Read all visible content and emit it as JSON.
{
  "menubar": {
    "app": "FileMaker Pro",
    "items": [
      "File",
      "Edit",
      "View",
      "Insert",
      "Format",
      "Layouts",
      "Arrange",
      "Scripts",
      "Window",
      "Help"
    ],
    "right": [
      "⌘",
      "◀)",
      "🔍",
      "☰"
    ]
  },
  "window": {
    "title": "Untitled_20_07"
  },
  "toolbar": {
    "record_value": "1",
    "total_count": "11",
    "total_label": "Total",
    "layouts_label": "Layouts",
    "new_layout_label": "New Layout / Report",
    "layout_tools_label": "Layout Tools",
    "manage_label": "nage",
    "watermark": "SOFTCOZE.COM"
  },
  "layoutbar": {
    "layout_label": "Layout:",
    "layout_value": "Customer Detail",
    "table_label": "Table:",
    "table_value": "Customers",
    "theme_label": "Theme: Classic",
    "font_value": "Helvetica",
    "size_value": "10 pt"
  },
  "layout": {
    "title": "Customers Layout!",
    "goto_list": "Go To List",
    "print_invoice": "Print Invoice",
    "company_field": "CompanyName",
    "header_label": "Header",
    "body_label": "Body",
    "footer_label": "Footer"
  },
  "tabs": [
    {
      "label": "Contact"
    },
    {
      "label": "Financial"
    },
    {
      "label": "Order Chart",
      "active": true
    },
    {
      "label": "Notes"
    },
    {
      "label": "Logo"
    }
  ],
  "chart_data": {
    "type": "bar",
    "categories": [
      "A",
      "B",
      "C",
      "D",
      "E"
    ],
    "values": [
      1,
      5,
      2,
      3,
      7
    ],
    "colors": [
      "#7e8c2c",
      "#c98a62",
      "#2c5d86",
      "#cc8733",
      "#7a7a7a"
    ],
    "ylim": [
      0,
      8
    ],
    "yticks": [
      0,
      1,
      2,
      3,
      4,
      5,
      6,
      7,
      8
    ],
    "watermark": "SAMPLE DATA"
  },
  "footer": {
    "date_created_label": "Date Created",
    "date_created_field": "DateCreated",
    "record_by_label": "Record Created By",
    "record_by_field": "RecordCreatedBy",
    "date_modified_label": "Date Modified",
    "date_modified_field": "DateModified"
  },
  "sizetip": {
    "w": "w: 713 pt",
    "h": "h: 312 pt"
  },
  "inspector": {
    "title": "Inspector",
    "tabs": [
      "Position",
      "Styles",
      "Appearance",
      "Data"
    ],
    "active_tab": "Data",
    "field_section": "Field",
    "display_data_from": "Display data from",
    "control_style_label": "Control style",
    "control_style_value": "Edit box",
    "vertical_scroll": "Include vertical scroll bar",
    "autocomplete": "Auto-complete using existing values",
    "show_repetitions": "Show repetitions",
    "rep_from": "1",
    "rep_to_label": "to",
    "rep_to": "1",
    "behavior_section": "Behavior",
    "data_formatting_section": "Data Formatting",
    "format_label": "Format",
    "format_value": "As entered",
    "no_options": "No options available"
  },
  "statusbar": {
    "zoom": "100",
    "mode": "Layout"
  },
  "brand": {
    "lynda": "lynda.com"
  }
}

◇ ◇ ◇ ◇ ◇ ◇ ◇

WHAT TO PRODUCE: Pick out the lines above that hold the string "values" and show them.

CORRECT OUTPUT:
    "values": [
    "autocomplete": "Auto-complete using existing values",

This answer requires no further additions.